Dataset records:
- - - -

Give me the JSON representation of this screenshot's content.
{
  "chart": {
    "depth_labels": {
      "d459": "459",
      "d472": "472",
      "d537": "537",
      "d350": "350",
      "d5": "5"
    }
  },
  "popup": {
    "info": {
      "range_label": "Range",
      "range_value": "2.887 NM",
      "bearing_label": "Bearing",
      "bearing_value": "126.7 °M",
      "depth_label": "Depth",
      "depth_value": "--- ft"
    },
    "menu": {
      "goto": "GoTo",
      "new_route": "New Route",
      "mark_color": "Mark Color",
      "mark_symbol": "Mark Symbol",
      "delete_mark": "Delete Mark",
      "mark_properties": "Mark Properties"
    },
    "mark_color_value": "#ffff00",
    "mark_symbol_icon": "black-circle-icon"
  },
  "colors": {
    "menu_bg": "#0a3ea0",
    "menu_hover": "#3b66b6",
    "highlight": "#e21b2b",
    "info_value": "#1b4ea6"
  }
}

- - - -

Set down each entry again, unchanged.

Give me the JSON representation of this screenshot's content.
{
  "chart": {
    "depth_labels": {
      "d459": "459",
      "d472": "472",
      "d537": "537",
      "d350": "350",
      "d5": "5"
    }
  },
  "popup": {
    "info": {
      "range_label": "Range",
      "range_value": "2.887 NM",
      "bearing_label": "Bearing",
      "bearing_value": "126.7 °M",
      "depth_label": "Depth",
      "depth_value": "--- ft"
    },
    "menu": {
      "goto": "GoTo",
      "new_route": "New Route",
      "mark_color": "Mark Color",
      "mark_symbol": "Mark Symbol",
      "delete_mark": "Delete Mark",
      "mark_properties": "Mark Properties"
    },
    "mark_color_value": "#ffff00",
    "mark_symbol_icon": "black-circle-icon"
  },
  "colors": {
    "menu_bg": "#0a3ea0",
    "menu_hover": "#3b66b6",
    "highlight": "#e21b2b",
    "info_value": "#1b4ea6"
  }
}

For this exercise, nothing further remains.